- Problem requirements: Find how many lines in the material hold the word "трансферты", then state that number and nothing more.

- Entries shown:
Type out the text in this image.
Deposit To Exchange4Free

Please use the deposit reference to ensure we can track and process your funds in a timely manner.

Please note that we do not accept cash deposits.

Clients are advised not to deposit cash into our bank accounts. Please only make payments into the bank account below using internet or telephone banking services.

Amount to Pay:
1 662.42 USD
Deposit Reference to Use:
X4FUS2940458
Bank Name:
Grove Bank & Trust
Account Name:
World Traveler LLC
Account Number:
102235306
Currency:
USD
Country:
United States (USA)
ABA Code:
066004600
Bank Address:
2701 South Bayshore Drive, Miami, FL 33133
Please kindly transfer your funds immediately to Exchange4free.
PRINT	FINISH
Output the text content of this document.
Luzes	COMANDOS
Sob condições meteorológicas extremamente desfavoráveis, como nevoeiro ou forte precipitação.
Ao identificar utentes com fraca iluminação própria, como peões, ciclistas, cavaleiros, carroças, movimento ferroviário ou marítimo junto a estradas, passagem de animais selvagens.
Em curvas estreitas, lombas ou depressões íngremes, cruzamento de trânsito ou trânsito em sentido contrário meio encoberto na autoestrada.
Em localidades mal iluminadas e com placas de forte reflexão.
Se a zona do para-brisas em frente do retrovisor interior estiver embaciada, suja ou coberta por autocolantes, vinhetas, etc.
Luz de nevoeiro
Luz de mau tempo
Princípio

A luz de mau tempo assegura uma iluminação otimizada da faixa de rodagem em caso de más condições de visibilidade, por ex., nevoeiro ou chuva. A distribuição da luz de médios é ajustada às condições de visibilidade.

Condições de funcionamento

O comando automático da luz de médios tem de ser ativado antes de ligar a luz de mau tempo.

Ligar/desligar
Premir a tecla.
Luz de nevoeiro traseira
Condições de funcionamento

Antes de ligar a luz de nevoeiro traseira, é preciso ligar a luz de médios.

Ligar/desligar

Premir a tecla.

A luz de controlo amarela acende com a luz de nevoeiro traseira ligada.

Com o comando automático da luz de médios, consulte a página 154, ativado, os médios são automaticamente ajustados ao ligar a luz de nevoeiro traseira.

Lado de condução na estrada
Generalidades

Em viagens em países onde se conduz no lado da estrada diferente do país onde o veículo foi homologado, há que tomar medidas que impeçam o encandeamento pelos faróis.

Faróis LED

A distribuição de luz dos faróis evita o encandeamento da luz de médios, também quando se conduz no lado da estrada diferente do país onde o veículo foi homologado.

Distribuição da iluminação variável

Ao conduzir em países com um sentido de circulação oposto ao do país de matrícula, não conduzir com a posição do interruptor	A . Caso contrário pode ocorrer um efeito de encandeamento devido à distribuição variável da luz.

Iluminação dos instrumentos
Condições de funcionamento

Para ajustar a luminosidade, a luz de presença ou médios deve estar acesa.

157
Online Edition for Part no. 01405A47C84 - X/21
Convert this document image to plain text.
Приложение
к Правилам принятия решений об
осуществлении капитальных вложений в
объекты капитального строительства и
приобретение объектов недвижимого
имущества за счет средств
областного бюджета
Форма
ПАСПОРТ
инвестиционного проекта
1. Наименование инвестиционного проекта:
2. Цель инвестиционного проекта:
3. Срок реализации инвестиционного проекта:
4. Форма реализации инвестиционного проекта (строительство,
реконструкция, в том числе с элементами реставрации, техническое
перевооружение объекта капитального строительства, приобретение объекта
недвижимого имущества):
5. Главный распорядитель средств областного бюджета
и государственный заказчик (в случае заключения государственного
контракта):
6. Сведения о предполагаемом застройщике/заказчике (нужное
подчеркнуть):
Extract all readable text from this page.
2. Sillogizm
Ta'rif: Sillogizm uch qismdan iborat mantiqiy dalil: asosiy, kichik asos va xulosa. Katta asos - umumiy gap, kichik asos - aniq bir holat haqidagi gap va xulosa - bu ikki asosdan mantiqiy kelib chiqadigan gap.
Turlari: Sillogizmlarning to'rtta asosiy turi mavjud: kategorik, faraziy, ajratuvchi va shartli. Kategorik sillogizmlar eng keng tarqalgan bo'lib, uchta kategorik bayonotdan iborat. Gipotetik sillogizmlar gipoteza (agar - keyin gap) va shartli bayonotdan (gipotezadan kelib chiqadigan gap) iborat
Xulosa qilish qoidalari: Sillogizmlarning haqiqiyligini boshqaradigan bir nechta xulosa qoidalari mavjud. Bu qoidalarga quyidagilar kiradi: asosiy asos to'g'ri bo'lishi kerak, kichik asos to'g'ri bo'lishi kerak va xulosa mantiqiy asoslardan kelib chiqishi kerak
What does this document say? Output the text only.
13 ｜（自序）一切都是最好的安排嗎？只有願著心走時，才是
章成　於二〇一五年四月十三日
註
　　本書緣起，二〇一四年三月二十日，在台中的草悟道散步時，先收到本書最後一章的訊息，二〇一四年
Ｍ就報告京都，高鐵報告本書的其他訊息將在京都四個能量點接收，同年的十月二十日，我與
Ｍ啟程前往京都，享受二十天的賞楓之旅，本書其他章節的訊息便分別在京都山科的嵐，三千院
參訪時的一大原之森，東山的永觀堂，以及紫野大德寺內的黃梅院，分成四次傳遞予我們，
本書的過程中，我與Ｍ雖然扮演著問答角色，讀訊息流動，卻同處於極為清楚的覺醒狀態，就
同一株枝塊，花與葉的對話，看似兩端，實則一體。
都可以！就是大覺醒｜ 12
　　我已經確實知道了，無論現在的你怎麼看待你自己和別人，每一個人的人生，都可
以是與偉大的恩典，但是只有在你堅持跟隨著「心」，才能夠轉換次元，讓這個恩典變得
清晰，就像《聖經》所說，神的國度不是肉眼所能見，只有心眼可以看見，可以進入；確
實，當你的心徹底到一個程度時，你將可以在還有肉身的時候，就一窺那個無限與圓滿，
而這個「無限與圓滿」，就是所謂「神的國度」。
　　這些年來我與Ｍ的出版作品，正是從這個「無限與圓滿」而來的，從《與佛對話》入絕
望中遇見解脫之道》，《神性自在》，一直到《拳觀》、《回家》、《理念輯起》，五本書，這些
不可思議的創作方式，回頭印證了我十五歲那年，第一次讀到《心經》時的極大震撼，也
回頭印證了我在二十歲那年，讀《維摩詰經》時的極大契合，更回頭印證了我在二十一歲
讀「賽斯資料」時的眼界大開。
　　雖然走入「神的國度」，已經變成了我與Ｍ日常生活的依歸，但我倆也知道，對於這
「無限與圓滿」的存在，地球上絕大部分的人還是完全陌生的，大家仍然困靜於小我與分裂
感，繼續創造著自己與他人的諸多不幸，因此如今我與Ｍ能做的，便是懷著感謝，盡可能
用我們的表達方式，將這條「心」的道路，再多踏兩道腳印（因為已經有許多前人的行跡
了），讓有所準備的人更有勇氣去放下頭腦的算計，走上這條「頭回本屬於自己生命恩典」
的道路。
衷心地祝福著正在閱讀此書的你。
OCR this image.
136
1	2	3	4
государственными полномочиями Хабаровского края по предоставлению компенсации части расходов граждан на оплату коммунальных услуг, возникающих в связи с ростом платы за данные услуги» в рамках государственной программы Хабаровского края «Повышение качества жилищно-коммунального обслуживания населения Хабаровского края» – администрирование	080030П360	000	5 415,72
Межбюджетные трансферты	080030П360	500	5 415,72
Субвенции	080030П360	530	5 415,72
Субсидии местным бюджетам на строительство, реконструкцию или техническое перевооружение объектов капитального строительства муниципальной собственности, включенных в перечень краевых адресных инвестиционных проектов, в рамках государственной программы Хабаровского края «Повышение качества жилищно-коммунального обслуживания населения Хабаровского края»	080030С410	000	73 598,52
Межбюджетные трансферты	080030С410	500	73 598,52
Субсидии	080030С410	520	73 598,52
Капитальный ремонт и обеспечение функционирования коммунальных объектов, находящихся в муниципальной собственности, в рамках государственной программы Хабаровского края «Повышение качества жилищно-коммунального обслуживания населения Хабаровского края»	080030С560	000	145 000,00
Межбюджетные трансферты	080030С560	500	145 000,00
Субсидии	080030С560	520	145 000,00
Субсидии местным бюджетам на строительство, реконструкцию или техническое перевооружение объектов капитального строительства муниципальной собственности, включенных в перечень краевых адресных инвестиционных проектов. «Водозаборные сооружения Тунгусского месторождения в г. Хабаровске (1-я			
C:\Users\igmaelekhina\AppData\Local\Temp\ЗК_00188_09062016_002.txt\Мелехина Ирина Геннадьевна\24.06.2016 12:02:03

- Exercise output: 3